►
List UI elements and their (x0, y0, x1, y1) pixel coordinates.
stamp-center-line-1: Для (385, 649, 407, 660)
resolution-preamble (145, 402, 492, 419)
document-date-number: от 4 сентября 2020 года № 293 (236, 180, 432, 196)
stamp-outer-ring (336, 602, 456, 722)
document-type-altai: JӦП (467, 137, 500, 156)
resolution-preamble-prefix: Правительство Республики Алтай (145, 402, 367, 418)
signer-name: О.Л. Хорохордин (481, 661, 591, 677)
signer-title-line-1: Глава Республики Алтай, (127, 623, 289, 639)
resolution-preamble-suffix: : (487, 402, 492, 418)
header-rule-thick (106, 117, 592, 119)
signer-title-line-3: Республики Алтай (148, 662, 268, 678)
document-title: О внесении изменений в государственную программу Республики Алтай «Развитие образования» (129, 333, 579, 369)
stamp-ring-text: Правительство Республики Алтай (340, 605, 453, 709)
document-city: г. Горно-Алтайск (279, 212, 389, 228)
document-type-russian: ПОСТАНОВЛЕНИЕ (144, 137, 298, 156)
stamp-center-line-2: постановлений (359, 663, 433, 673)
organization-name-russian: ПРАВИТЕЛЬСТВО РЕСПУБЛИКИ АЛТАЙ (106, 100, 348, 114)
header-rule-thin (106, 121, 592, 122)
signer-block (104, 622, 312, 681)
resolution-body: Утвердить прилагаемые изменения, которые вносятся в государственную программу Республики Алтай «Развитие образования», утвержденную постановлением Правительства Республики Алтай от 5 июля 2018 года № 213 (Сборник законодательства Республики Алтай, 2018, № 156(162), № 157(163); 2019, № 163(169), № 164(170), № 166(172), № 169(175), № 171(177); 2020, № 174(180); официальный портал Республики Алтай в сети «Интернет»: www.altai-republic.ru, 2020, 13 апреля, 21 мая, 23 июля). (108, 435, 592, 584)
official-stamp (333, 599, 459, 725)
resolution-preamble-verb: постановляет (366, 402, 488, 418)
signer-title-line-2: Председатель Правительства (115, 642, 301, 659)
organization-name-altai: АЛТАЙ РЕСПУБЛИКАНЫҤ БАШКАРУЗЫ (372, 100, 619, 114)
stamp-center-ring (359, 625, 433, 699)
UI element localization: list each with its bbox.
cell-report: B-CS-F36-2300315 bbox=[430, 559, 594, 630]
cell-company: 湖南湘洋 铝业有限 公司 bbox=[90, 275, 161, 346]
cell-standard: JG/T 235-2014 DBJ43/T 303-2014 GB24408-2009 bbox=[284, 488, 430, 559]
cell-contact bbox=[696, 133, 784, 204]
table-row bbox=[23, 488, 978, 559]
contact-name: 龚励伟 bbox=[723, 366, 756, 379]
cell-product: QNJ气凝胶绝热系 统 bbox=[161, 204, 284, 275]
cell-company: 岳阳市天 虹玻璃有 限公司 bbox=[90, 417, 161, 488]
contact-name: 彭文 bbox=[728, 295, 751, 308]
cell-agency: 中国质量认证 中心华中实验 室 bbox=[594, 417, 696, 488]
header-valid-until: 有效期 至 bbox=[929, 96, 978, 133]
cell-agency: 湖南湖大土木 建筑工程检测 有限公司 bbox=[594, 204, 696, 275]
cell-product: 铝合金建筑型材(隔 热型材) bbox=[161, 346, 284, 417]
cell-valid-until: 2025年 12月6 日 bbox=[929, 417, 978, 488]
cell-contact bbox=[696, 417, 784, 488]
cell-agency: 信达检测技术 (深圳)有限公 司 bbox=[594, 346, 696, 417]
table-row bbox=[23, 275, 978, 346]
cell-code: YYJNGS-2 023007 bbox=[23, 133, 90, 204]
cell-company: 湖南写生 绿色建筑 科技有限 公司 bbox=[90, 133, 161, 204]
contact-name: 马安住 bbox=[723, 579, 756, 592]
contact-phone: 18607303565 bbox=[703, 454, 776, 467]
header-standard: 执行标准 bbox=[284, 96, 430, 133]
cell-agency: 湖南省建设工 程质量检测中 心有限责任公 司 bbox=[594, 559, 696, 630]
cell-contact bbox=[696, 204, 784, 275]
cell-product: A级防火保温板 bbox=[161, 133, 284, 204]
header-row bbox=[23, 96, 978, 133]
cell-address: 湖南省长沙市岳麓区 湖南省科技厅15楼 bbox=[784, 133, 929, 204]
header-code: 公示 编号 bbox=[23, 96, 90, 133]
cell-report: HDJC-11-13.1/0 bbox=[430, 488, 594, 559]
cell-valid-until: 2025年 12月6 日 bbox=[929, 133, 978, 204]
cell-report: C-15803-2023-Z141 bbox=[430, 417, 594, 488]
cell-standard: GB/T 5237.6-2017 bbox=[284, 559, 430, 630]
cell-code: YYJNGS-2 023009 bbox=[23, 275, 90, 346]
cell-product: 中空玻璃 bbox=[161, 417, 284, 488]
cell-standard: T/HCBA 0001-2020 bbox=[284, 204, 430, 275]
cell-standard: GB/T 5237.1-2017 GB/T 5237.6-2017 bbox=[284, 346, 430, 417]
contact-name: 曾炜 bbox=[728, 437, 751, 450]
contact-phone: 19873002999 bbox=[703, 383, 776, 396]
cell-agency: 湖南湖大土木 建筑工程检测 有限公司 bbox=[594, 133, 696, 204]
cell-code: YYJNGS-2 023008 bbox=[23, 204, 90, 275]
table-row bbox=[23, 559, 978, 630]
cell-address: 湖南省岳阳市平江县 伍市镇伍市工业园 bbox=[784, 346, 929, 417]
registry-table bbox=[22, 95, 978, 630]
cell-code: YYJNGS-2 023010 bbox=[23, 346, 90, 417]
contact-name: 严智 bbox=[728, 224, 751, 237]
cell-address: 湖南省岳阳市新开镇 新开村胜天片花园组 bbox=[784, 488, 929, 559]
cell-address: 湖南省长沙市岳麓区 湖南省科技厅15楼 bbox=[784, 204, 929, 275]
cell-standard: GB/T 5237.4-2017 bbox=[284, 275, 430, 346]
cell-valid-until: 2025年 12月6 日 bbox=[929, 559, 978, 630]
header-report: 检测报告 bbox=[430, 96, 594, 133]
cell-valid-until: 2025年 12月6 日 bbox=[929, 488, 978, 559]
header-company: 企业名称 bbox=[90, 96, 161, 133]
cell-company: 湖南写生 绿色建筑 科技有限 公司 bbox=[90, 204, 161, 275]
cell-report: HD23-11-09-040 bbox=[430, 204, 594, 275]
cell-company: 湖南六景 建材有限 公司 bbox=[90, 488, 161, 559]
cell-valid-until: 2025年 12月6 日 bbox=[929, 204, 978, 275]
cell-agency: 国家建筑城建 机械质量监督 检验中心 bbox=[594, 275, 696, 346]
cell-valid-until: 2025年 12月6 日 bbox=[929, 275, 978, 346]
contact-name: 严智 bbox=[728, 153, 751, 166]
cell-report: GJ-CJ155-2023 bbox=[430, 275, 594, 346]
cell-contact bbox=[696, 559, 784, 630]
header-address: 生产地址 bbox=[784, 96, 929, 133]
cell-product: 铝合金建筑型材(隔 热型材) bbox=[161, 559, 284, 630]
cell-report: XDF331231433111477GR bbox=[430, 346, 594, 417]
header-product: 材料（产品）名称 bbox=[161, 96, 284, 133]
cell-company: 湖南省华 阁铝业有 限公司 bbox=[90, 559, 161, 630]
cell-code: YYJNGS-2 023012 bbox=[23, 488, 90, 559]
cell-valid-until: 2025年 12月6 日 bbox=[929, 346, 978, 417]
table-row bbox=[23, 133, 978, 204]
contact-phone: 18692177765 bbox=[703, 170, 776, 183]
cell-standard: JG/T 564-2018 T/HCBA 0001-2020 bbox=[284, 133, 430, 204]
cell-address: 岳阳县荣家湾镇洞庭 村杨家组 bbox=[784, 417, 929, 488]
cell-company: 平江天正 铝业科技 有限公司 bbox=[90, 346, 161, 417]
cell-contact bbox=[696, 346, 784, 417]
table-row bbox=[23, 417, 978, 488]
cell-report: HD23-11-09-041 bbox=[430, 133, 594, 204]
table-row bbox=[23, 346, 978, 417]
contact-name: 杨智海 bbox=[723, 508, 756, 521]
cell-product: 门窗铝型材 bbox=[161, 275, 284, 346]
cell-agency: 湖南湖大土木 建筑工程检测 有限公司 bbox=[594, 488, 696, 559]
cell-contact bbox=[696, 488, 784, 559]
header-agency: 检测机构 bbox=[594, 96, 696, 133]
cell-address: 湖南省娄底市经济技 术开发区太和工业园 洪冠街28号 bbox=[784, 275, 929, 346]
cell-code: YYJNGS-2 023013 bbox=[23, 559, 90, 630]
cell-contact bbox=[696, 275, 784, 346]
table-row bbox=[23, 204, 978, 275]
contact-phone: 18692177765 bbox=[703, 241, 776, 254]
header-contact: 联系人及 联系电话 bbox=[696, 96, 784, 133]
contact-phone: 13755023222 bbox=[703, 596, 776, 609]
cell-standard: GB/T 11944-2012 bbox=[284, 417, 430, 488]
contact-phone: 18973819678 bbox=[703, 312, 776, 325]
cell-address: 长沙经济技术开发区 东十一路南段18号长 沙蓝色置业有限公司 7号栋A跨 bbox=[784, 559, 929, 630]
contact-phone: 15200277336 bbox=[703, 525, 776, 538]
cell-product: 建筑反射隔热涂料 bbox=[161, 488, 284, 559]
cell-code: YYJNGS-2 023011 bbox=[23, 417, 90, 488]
◄
Task statement: Copy word for word the lines from the beginning of the entries through the line containing "document-type-altai: JӦП (467, 137, 500, 156)", keeping both the first and last lines.

The output:
List UI elements and their (x0, y0, x1, y1) pixel coordinates.
stamp-center-line-1: Для (385, 649, 407, 660)
resolution-preamble (145, 402, 492, 419)
document-date-number: от 4 сентября 2020 года № 293 (236, 180, 432, 196)
stamp-outer-ring (336, 602, 456, 722)
document-type-altai: JӦП (467, 137, 500, 156)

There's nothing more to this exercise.